PROBLEM REQUIREMENTS: Bring together all lines of the material below that contain the string "JSON".

RECORDS FOR THE EXERCISE:
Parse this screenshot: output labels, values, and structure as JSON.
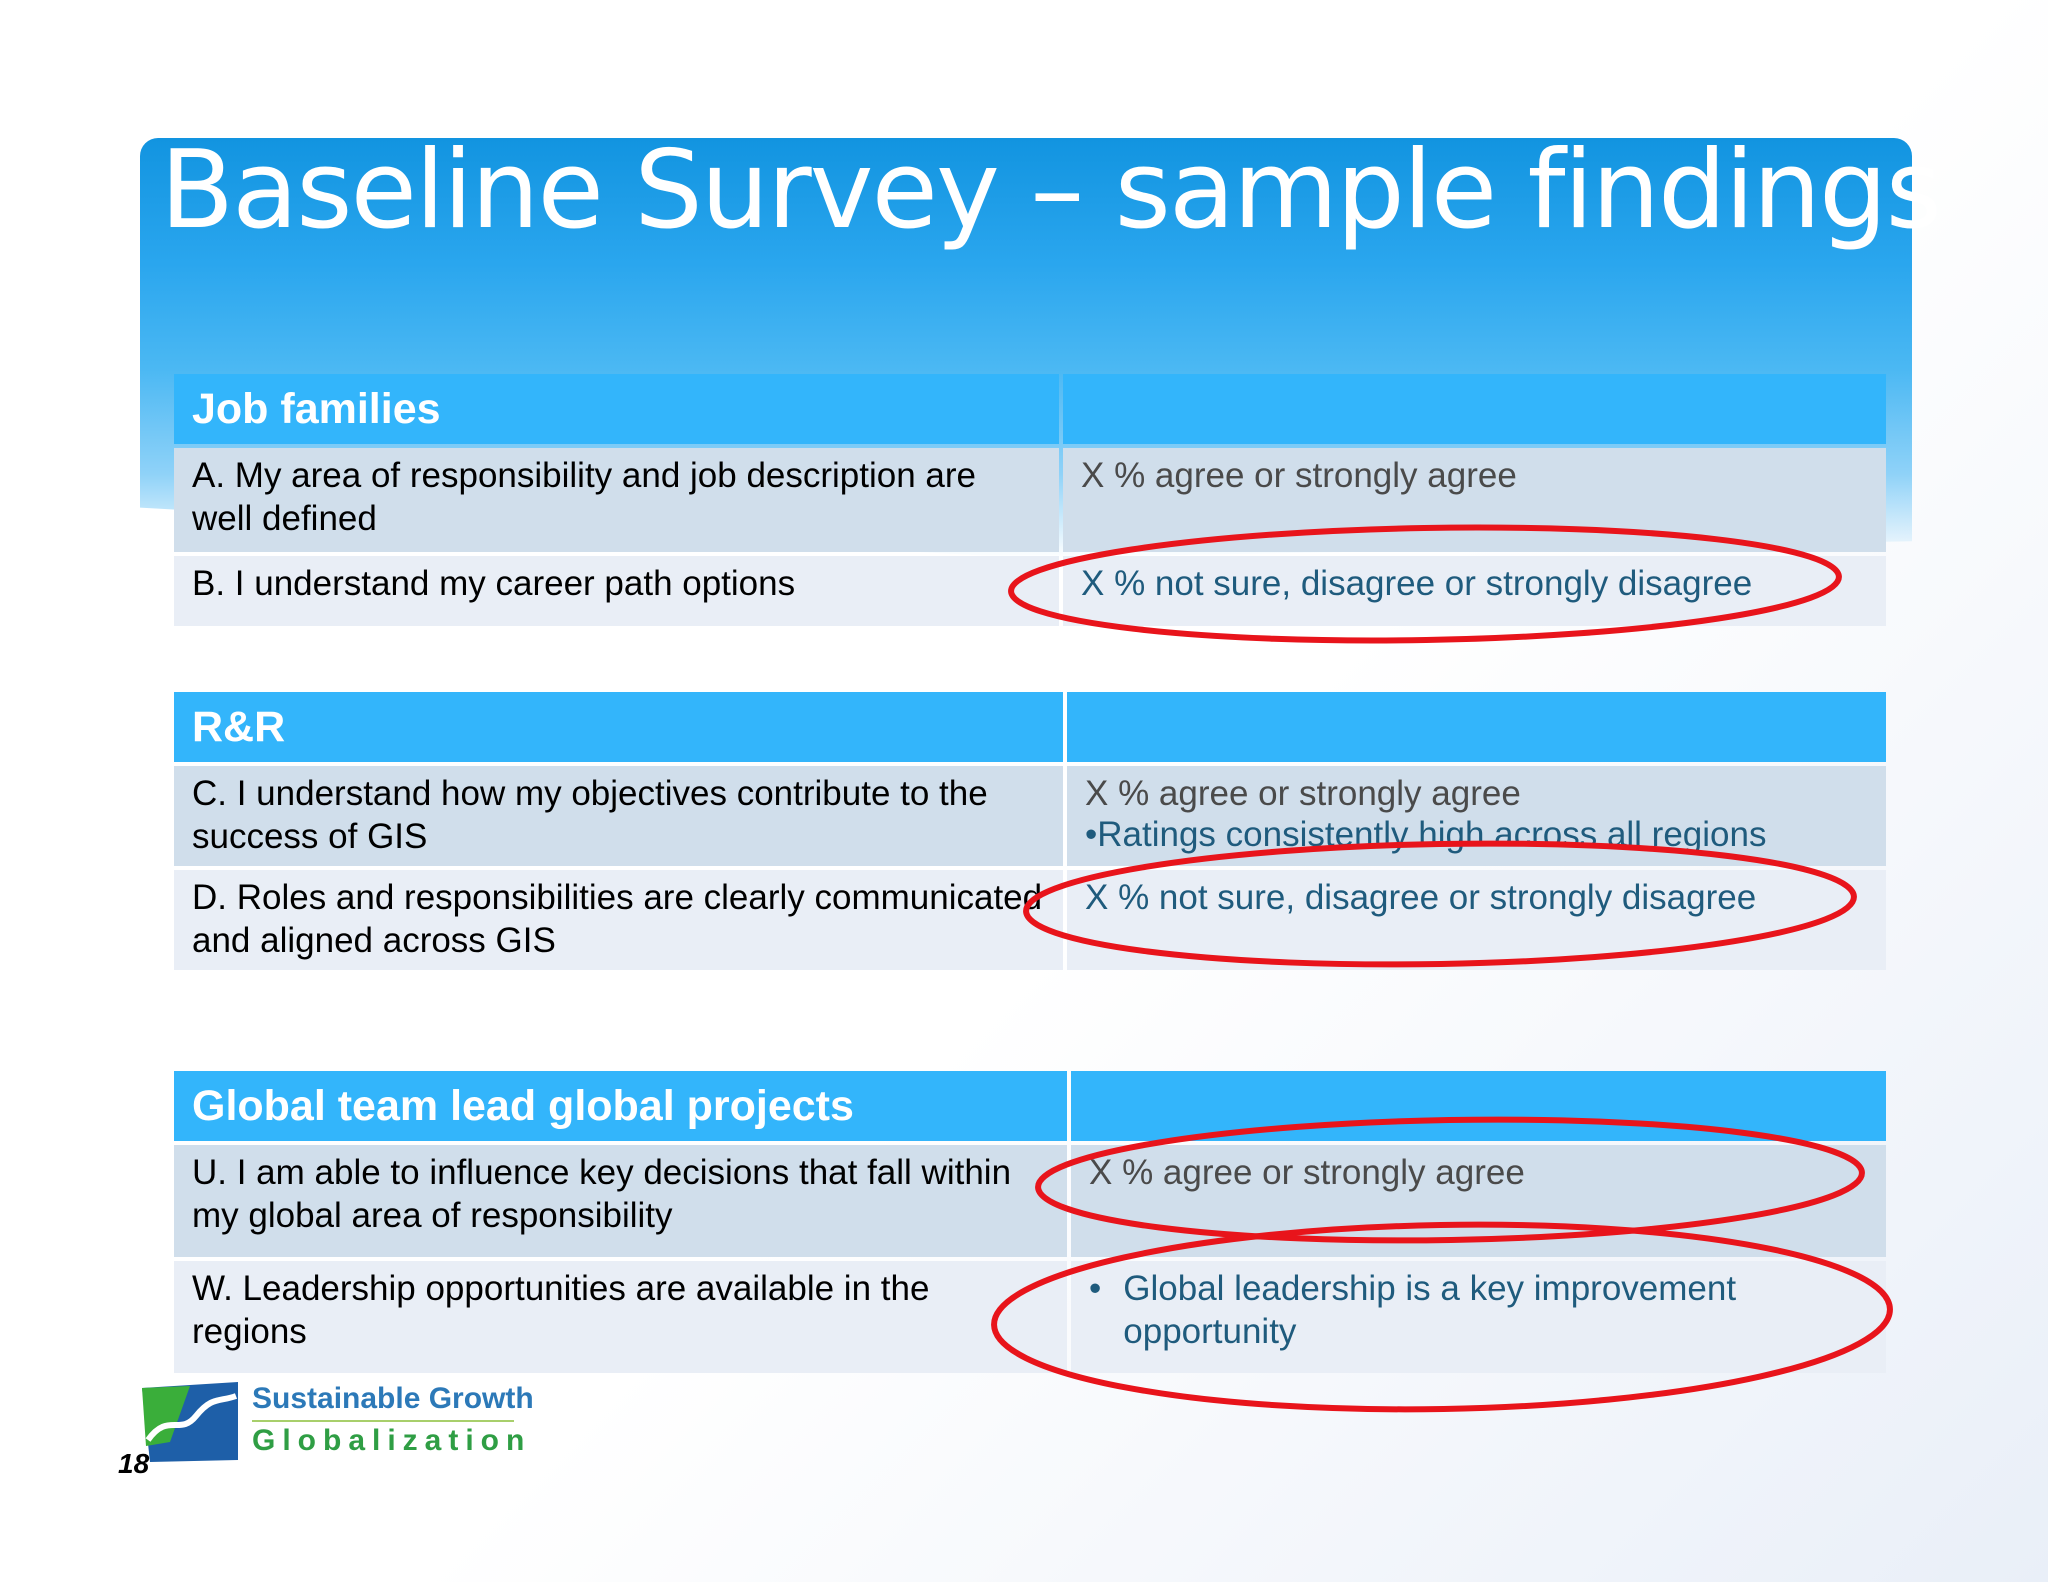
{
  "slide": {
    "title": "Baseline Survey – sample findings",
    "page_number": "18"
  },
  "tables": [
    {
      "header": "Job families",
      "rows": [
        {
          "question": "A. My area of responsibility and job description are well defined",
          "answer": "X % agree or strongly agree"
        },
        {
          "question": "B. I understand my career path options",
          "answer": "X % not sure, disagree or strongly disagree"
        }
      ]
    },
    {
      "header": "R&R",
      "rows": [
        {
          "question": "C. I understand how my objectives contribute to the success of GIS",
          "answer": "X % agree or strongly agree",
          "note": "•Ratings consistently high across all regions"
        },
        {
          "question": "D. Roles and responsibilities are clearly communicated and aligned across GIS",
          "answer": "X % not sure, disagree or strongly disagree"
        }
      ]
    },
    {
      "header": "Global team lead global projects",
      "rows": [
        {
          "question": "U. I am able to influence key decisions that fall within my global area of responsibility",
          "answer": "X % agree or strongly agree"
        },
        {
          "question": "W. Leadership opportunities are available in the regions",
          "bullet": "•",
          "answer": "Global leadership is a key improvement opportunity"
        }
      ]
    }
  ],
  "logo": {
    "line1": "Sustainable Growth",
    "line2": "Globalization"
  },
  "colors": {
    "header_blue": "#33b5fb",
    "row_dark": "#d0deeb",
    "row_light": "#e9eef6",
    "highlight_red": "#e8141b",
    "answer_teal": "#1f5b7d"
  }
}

--

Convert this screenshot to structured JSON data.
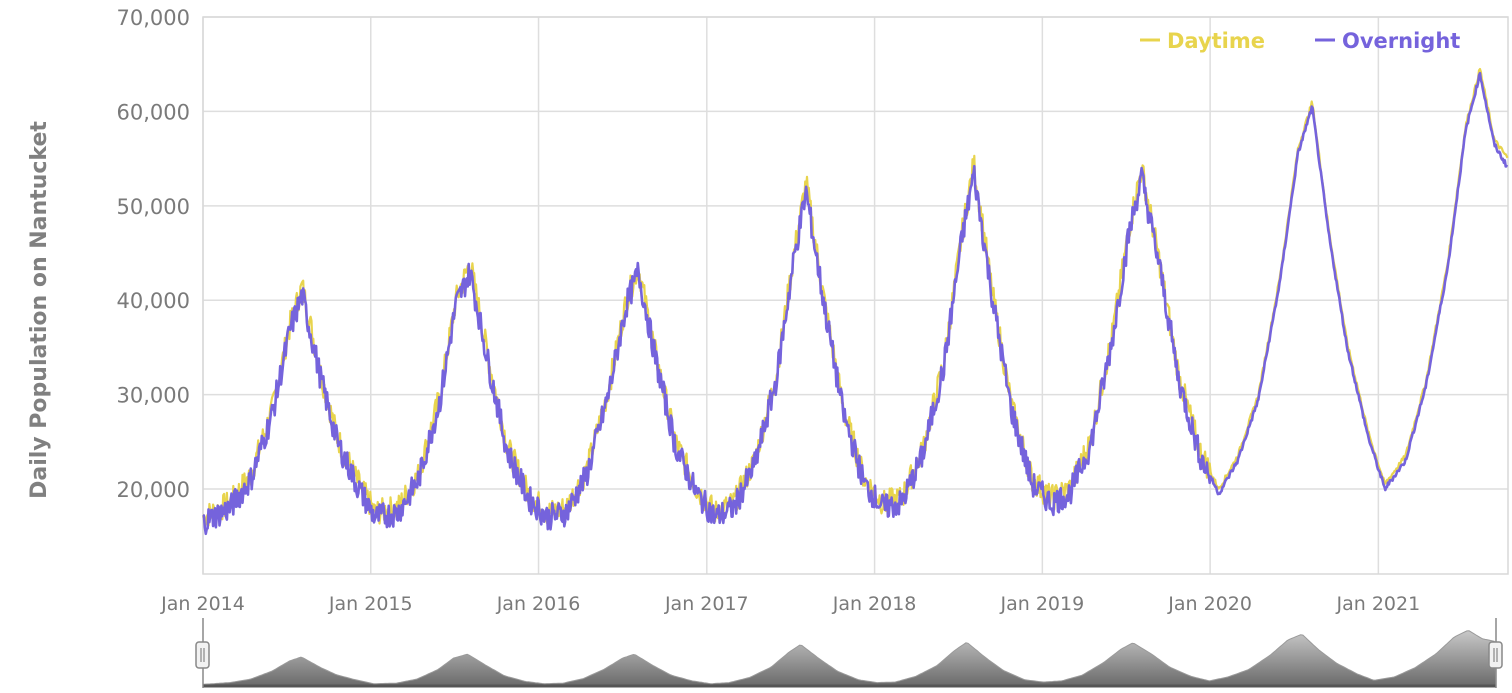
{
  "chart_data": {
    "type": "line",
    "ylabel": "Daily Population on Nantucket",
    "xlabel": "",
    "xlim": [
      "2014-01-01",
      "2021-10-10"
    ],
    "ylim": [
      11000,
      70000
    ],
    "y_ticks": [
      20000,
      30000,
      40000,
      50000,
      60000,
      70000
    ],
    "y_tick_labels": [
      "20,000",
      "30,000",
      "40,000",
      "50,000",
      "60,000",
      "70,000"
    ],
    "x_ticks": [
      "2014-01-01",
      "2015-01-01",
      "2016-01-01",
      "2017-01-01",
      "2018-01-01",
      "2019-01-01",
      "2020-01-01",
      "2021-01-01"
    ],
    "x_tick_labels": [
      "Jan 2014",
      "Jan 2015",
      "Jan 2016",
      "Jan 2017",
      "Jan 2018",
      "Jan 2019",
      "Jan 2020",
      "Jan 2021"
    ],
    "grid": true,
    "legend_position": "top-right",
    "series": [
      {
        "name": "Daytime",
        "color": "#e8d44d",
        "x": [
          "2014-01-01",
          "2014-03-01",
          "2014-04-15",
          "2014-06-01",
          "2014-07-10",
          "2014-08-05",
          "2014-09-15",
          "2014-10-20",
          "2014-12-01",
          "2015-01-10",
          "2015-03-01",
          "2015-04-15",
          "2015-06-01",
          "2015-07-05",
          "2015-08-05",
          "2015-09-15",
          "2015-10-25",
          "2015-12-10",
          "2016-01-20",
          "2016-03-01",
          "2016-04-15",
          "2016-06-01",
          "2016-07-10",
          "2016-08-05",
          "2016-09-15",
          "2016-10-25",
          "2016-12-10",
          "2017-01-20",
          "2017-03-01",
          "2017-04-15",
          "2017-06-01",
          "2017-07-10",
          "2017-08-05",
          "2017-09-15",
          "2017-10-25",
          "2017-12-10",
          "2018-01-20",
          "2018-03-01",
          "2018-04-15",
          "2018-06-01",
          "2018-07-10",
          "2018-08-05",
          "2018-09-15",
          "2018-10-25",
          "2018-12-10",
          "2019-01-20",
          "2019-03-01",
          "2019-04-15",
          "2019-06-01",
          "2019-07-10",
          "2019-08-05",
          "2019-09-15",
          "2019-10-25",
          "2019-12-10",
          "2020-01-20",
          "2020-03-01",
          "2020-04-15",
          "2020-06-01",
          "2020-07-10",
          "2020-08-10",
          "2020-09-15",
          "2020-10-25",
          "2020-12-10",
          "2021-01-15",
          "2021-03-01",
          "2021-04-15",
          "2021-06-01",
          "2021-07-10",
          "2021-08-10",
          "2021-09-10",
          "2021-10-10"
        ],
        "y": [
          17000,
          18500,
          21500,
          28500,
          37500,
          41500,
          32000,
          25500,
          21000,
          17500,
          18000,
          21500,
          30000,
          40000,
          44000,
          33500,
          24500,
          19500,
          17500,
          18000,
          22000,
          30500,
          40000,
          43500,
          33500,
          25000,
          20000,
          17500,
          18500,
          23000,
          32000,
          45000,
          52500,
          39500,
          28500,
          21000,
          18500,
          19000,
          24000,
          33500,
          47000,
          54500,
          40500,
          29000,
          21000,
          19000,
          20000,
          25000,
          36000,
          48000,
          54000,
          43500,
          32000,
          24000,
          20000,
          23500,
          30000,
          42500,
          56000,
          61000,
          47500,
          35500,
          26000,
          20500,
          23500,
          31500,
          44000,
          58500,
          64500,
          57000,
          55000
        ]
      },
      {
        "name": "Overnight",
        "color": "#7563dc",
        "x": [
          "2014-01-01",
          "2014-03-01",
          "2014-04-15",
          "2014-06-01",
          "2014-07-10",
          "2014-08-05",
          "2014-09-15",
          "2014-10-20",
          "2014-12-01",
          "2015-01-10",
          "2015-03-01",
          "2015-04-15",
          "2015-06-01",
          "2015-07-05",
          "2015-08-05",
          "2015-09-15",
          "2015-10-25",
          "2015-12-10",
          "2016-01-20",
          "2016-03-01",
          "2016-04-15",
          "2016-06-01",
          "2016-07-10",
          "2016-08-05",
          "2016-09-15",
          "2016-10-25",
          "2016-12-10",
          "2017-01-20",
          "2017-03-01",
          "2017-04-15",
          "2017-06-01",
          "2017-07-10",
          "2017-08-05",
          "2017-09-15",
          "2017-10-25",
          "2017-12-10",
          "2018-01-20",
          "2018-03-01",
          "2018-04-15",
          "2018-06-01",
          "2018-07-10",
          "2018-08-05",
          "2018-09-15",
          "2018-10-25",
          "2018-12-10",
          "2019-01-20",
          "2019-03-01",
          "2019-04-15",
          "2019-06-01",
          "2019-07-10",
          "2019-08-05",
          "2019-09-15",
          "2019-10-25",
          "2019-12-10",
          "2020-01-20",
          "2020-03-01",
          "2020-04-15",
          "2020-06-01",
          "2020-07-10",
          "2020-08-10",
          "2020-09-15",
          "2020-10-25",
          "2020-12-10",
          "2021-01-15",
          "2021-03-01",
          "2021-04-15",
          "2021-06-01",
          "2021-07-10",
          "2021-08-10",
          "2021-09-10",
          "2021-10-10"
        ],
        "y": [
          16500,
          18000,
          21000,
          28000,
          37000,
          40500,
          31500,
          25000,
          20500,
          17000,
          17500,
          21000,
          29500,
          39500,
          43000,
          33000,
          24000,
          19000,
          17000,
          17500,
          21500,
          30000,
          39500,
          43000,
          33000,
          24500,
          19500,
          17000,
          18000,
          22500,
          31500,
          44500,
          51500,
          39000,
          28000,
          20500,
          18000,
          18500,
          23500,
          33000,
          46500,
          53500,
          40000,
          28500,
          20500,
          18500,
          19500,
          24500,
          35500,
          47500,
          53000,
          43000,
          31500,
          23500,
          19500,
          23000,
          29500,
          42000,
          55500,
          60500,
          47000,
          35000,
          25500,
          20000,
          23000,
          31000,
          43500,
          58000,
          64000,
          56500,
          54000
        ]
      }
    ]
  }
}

TASK RESPONSE:
Parse this screenshot: output labels, values, and structure as JSON.
Convert this screenshot to structured JSON data.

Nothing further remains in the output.